*Instructions to follow*
Below is a block of records: output all of them exactly and leave out the pictures.

# # # # #

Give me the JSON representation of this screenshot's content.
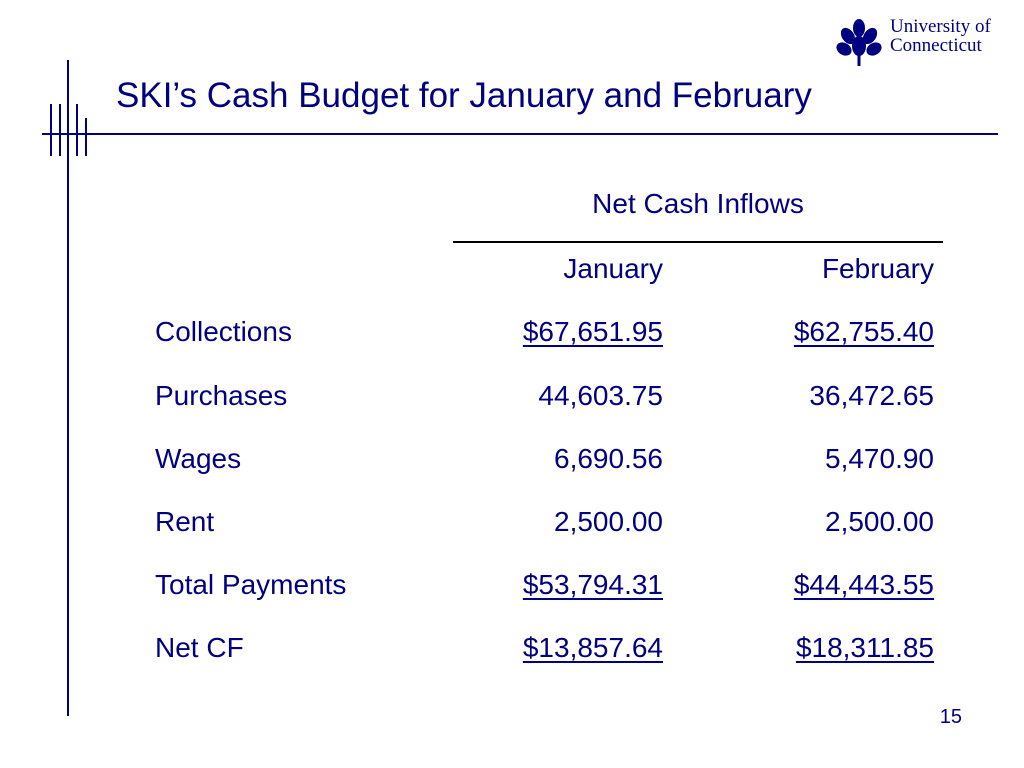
{
  "slide": {
    "title": "SKI’s Cash Budget for January and February",
    "page_number": "15",
    "logo": {
      "icon": "oak-leaf-icon",
      "line1": "University of",
      "line2": "Connecticut"
    }
  },
  "table": {
    "group_header": "Net Cash Inflows",
    "columns": [
      "January",
      "February"
    ],
    "rows": [
      {
        "label": "Collections",
        "jan": "$67,651.95",
        "feb": "$62,755.40",
        "underline": true
      },
      {
        "label": "Purchases",
        "jan": "44,603.75",
        "feb": "36,472.65",
        "underline": false
      },
      {
        "label": "Wages",
        "jan": "6,690.56",
        "feb": "5,470.90",
        "underline": false
      },
      {
        "label": "Rent",
        "jan": "2,500.00",
        "feb": "2,500.00",
        "underline": false
      },
      {
        "label": "Total Payments",
        "jan": "$53,794.31",
        "feb": "$44,443.55",
        "underline": true
      },
      {
        "label": "Net CF",
        "jan": "$13,857.64",
        "feb": "$18,311.85",
        "underline": true
      }
    ]
  },
  "colors": {
    "text": "#000080",
    "rule": "#000000",
    "background": "#ffffff"
  }
}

# # # # #

*Task result*
Give me the JSON representation of this screenshot's content.
{
  "slide": {
    "title": "SKI’s Cash Budget for January and February",
    "page_number": "15",
    "logo": {
      "icon": "oak-leaf-icon",
      "line1": "University of",
      "line2": "Connecticut"
    }
  },
  "table": {
    "group_header": "Net Cash Inflows",
    "columns": [
      "January",
      "February"
    ],
    "rows": [
      {
        "label": "Collections",
        "jan": "$67,651.95",
        "feb": "$62,755.40",
        "underline": true
      },
      {
        "label": "Purchases",
        "jan": "44,603.75",
        "feb": "36,472.65",
        "underline": false
      },
      {
        "label": "Wages",
        "jan": "6,690.56",
        "feb": "5,470.90",
        "underline": false
      },
      {
        "label": "Rent",
        "jan": "2,500.00",
        "feb": "2,500.00",
        "underline": false
      },
      {
        "label": "Total Payments",
        "jan": "$53,794.31",
        "feb": "$44,443.55",
        "underline": true
      },
      {
        "label": "Net CF",
        "jan": "$13,857.64",
        "feb": "$18,311.85",
        "underline": true
      }
    ]
  },
  "colors": {
    "text": "#000080",
    "rule": "#000000",
    "background": "#ffffff"
  }
}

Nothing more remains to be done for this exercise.